Are You Actually Younger (or Older) Than Your Birthday Suggests?

Are You Actually Younger (or Older) Than Your Birthday Suggests?

Two people can blow out the same number of candles… and live in completely different bodies.

One is 45, sleeps well, trains twice a week, rarely gets sick, and bounces back from stress quickly. The other is 45, wakes up exhausted, has creeping inflammation, borderline blood sugar, and feels like their energy has been “leaking” for years. Same birthdays. Different pace of ageing.

That’s the difference between chronological age (how many years you’ve been alive) and biological age (how your body is actually tracking beneath the surface). And over the last decade, longevity science has given us better tools than ever to estimate biological age.

One of the most talked-about tools is DNAm PhenoAge, a biological-age “clock” that uses patterns in DNA methylation to estimate ageing at the molecular level. At Bloody Good, we use this science to translate “longevity” from a vague concept into something you can actually track: The Biological Age Test.

60-second takeaway

  • Biological age can be younger or older than your chronological age.
  • DNAm PhenoAge uses DNA methylation patterns to estimate ageing at the cellular level.
····················
__WORK TO BE COMPLETED__:
Continue the article on biological versus chronological age, starting right after its last line. The records play no part in this exercise.
····················
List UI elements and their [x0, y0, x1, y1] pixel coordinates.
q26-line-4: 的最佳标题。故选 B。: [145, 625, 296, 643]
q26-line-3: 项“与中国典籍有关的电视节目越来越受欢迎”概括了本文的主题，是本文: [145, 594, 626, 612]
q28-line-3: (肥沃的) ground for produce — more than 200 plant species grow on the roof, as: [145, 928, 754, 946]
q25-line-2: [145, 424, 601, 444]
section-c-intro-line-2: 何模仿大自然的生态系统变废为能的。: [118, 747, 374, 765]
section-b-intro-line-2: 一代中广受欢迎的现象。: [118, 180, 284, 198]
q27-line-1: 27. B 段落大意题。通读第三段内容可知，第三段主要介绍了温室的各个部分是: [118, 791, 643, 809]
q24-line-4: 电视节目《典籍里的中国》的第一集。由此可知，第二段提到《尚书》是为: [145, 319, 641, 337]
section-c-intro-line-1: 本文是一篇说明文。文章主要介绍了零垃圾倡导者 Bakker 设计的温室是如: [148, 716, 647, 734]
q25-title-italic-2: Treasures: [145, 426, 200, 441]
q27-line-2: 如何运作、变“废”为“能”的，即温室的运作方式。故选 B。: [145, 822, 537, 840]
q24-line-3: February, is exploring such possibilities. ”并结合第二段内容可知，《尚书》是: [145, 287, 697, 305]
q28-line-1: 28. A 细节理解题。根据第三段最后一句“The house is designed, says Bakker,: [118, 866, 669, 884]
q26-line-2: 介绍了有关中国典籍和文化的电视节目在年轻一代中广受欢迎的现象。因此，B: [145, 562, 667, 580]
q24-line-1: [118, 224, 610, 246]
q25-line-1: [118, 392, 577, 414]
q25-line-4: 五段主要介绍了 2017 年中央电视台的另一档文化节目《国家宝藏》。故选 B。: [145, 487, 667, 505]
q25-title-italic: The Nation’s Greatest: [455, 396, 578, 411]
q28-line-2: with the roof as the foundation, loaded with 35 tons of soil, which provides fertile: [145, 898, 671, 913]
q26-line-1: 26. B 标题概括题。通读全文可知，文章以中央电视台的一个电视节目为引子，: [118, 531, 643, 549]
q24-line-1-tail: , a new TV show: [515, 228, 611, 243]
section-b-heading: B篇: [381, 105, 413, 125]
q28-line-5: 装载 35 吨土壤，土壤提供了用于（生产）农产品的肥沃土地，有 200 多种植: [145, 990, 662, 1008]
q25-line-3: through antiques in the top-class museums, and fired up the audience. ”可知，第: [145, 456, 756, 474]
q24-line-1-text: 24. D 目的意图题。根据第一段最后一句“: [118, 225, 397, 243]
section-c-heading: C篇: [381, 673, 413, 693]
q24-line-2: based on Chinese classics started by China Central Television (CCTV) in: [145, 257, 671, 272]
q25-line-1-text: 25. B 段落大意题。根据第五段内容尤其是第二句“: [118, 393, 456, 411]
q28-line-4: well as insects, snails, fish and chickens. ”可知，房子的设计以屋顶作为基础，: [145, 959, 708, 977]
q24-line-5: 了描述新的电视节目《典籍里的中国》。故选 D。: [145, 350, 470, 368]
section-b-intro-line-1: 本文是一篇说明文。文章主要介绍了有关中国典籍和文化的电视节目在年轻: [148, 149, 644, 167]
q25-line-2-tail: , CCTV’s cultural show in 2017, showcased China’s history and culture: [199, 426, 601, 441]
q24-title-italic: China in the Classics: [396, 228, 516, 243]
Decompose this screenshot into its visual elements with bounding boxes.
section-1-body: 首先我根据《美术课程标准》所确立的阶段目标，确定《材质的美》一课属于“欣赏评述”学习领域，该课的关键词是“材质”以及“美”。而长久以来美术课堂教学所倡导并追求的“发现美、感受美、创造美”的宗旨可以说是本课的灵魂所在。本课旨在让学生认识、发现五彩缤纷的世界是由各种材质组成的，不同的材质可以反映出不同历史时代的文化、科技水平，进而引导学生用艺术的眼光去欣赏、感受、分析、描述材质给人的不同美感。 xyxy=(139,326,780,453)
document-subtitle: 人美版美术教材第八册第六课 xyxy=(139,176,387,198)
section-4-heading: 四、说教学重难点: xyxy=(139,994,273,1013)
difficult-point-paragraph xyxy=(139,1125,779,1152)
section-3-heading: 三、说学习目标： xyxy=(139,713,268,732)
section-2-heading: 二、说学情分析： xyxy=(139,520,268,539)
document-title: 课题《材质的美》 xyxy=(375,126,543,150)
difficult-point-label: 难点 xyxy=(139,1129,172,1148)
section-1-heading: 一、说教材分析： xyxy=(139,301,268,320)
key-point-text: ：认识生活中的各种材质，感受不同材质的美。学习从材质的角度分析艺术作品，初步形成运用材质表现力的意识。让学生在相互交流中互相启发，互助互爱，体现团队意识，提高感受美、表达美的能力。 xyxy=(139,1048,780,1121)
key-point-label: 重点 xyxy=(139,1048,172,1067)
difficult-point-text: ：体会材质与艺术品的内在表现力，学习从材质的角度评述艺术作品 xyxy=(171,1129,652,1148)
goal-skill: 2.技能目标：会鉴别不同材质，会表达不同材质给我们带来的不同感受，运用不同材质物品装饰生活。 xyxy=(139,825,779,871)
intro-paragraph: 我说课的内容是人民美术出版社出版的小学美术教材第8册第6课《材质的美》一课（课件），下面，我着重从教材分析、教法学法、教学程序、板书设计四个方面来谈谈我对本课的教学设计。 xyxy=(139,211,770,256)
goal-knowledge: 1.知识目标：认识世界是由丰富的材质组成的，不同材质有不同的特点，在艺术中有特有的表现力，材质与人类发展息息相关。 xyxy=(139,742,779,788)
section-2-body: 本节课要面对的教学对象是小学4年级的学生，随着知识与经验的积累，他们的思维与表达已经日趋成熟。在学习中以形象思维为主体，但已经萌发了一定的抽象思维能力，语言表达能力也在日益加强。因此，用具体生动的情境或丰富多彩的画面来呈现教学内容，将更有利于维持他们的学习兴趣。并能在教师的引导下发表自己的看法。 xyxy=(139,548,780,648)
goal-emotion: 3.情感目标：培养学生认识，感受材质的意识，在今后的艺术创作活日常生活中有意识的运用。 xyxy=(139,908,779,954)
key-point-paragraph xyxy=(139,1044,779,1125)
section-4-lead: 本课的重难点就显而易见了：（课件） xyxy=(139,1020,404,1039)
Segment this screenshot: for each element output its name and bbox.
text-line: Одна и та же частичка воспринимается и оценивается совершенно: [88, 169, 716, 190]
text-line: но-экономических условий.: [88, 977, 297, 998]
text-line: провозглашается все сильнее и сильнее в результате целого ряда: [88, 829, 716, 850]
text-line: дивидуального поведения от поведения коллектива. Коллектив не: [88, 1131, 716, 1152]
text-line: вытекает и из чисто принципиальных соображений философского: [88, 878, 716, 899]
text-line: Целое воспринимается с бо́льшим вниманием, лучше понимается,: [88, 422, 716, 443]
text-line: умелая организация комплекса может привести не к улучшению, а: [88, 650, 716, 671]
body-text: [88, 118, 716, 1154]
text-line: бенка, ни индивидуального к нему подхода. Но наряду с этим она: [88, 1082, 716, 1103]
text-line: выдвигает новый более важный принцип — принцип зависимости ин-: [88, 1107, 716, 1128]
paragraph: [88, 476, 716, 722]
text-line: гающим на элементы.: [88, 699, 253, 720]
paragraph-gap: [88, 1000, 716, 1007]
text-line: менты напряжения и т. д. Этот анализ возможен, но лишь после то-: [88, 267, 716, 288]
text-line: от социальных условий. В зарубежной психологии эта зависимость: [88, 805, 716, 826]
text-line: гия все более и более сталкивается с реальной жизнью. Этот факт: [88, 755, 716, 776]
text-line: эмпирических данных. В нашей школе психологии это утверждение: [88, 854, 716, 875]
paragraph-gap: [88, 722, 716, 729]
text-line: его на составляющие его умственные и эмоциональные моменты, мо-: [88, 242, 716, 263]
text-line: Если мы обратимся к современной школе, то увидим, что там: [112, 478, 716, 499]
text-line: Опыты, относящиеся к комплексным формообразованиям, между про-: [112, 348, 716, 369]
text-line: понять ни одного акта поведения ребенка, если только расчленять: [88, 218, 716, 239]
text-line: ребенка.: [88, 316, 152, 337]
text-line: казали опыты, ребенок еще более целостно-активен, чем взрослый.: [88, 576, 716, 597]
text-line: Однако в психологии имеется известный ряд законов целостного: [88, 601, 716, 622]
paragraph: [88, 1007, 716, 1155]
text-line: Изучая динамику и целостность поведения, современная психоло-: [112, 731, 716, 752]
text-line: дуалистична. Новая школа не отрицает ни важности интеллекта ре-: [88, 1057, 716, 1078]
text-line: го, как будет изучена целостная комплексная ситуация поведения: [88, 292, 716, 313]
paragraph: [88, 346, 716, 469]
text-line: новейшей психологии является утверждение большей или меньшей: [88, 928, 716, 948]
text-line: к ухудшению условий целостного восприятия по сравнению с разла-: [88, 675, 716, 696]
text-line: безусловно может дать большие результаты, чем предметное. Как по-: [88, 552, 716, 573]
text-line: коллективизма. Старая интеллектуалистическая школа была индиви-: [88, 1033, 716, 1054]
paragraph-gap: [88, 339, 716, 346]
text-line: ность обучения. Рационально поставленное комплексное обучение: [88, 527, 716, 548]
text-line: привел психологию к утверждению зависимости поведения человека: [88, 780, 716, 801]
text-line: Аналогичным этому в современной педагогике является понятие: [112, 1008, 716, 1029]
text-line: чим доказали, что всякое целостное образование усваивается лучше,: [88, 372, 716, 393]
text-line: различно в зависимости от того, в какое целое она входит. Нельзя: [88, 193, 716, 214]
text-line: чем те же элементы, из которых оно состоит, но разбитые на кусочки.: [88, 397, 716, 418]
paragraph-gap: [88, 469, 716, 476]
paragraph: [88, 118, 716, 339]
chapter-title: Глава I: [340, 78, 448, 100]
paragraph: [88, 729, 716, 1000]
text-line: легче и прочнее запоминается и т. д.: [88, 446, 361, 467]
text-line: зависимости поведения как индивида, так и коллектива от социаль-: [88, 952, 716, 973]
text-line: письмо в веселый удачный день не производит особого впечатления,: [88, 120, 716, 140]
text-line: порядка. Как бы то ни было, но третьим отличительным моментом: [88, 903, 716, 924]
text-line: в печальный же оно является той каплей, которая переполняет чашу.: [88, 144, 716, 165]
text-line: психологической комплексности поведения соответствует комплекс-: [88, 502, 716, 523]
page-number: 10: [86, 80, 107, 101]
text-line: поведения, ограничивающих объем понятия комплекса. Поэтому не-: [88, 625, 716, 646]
····················
__RESPONSE FOR THIS EXERCISE__:
  • Your result is a signal—not a sentence. It’s designed to be acted on.
  • The best use of BioAge is baseline → intervene → retest.

This isn’t about obsessing over a number or trying to “live forever”. It’s about protecting your healthspan—the years you feel strong, clear-headed, and capable—and making smarter choices with real data.


Chronological age vs biological age

Think of chronological age like a car’s odometer. It tells you how long you’ve been on the road—but not how well the engine is running.

Biological age is closer to a diagnostic report. It reflects the cumulative impact of:

  • nutrition and activity
  • sleep quality and stress load
  • metabolic health (blood sugar and insulin)
  • inflammation and immune function
  • cardiovascular risk factors
  • smoking, alcohol, and environmental exposures
  • genetics (and how your genes are being “expressed”)

In other words, it’s an estimate of how much wear-and-tear your body has accumulated—and how quickly it’s ageing compared to the average person your age.

If you want a quick primer on the basics, we’ve got a plain-English guide here: Biological Age. (And if you love going deep, you can explore the full Biomarker Directory.)


What is DNA methylation?

DNA methylation is one of the most important “epigenetic” processes in the body. In simple terms, it’s a chemical tagging system that helps regulate gene expression without altering the underlying DNA sequence.

If your DNA is the instruction manual, methylation is like the sticky notes and highlighter marks that tell your cells which chapters to read loudly, which to skim, and which to ignore.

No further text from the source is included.